Short task: Could you give the data below again, exactly and completely?
━━━━━━
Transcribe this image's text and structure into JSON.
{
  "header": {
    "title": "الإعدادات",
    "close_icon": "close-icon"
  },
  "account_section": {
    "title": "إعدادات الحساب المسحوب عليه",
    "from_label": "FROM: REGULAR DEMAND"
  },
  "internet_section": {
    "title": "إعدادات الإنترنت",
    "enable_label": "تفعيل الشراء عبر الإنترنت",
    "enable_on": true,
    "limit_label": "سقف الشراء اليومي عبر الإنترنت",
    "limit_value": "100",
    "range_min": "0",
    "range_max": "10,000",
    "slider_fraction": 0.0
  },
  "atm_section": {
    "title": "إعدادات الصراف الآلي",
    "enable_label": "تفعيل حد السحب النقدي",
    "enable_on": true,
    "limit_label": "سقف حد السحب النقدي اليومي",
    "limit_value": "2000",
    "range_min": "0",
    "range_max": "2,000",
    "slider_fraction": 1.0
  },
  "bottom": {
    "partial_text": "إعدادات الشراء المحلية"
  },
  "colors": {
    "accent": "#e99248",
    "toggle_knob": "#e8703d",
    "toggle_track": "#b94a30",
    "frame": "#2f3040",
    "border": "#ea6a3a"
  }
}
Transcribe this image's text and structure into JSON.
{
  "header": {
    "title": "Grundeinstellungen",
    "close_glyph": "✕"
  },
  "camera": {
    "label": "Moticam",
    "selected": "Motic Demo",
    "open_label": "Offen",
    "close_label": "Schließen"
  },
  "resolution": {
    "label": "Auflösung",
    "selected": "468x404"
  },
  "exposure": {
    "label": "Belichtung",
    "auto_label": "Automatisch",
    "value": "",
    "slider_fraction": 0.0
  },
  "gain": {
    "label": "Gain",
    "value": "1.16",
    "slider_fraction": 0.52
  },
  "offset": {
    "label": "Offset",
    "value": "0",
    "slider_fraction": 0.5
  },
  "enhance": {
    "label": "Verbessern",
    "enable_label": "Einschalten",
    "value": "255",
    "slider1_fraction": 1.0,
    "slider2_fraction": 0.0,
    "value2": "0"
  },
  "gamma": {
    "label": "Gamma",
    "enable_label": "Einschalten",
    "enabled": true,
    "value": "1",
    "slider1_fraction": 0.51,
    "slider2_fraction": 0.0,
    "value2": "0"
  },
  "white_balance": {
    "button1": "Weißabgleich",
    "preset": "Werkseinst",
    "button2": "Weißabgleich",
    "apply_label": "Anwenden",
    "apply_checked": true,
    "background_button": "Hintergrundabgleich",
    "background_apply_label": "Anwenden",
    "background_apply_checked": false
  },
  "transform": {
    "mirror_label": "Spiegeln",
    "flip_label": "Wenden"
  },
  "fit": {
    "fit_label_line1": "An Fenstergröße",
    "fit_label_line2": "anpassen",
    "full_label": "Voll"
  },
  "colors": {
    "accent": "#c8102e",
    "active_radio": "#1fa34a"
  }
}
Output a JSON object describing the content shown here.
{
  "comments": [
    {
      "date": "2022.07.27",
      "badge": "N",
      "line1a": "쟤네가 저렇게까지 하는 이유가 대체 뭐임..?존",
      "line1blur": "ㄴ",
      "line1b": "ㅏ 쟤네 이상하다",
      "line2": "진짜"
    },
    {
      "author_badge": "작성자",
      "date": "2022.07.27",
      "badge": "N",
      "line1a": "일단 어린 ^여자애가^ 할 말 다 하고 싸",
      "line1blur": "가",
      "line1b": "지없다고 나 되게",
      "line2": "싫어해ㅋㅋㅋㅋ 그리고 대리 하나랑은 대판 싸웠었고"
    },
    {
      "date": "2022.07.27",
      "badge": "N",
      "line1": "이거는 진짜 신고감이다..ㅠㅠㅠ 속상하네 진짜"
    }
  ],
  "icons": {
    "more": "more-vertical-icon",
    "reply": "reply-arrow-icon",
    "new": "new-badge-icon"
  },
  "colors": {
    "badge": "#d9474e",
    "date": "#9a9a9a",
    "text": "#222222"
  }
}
━━━━━━
Task solution:
Transcribe this image's text and structure into JSON.
{
  "header": {
    "title": "الإعدادات",
    "close_icon": "close-icon"
  },
  "account_section": {
    "title": "إعدادات الحساب المسحوب عليه",
    "from_label": "FROM: REGULAR DEMAND"
  },
  "internet_section": {
    "title": "إعدادات الإنترنت",
    "enable_label": "تفعيل الشراء عبر الإنترنت",
    "enable_on": true,
    "limit_label": "سقف الشراء اليومي عبر الإنترنت",
    "limit_value": "100",
    "range_min": "0",
    "range_max": "10,000",
    "slider_fraction": 0.0
  },
  "atm_section": {
    "title": "إعدادات الصراف الآلي",
    "enable_label": "تفعيل حد السحب النقدي",
    "enable_on": true,
    "limit_label": "سقف حد السحب النقدي اليومي",
    "limit_value": "2000",
    "range_min": "0",
    "range_max": "2,000",
    "slider_fraction": 1.0
  },
  "bottom": {
    "partial_text": "إعدادات الشراء المحلية"
  },
  "colors": {
    "accent": "#e99248",
    "toggle_knob": "#e8703d",
    "toggle_track": "#b94a30",
    "frame": "#2f3040",
    "border": "#ea6a3a"
  }
}
Transcribe this image's text and structure into JSON.
{
  "header": {
    "title": "Grundeinstellungen",
    "close_glyph": "✕"
  },
  "camera": {
    "label": "Moticam",
    "selected": "Motic Demo",
    "open_label": "Offen",
    "close_label": "Schließen"
  },
  "resolution": {
    "label": "Auflösung",
    "selected": "468x404"
  },
  "exposure": {
    "label": "Belichtung",
    "auto_label": "Automatisch",
    "value": "",
    "slider_fraction": 0.0
  },
  "gain": {
    "label": "Gain",
    "value": "1.16",
    "slider_fraction": 0.52
  },
  "offset": {
    "label": "Offset",
    "value": "0",
    "slider_fraction": 0.5
  },
  "enhance": {
    "label": "Verbessern",
    "enable_label": "Einschalten",
    "value": "255",
    "slider1_fraction": 1.0,
    "slider2_fraction": 0.0,
    "value2": "0"
  },
  "gamma": {
    "label": "Gamma",
    "enable_label": "Einschalten",
    "enabled": true,
    "value": "1",
    "slider1_fraction": 0.51,
    "slider2_fraction": 0.0,
    "value2": "0"
  },
  "white_balance": {
    "button1": "Weißabgleich",
    "preset": "Werkseinst",
    "button2": "Weißabgleich",
    "apply_label": "Anwenden",
    "apply_checked": true,
    "background_button": "Hintergrundabgleich",
    "background_apply_label": "Anwenden",
    "background_apply_checked": false
  },
  "transform": {
    "mirror_label": "Spiegeln",
    "flip_label": "Wenden"
  },
  "fit": {
    "fit_label_line1": "An Fenstergröße",
    "fit_label_line2": "anpassen",
    "full_label": "Voll"
  },
  "colors": {
    "accent": "#c8102e",
    "active_radio": "#1fa34a"
  }
}
Output a JSON object describing the content shown here.
{
  "comments": [
    {
      "date": "2022.07.27",
      "badge": "N",
      "line1a": "쟤네가 저렇게까지 하는 이유가 대체 뭐임..?존",
      "line1blur": "ㄴ",
      "line1b": "ㅏ 쟤네 이상하다",
      "line2": "진짜"
    },
    {
      "author_badge": "작성자",
      "date": "2022.07.27",
      "badge": "N",
      "line1a": "일단 어린 ^여자애가^ 할 말 다 하고 싸",
      "line1blur": "가",
      "line1b": "지없다고 나 되게",
      "line2": "싫어해ㅋㅋㅋㅋ 그리고 대리 하나랑은 대판 싸웠었고"
    },
    {
      "date": "2022.07.27",
      "badge": "N",
      "line1": "이거는 진짜 신고감이다..ㅠㅠㅠ 속상하네 진짜"
    }
  ],
  "icons": {
    "more": "more-vertical-icon",
    "reply": "reply-arrow-icon",
    "new": "new-badge-icon"
  },
  "colors": {
    "badge": "#d9474e",
    "date": "#9a9a9a",
    "text": "#222222"
  }
}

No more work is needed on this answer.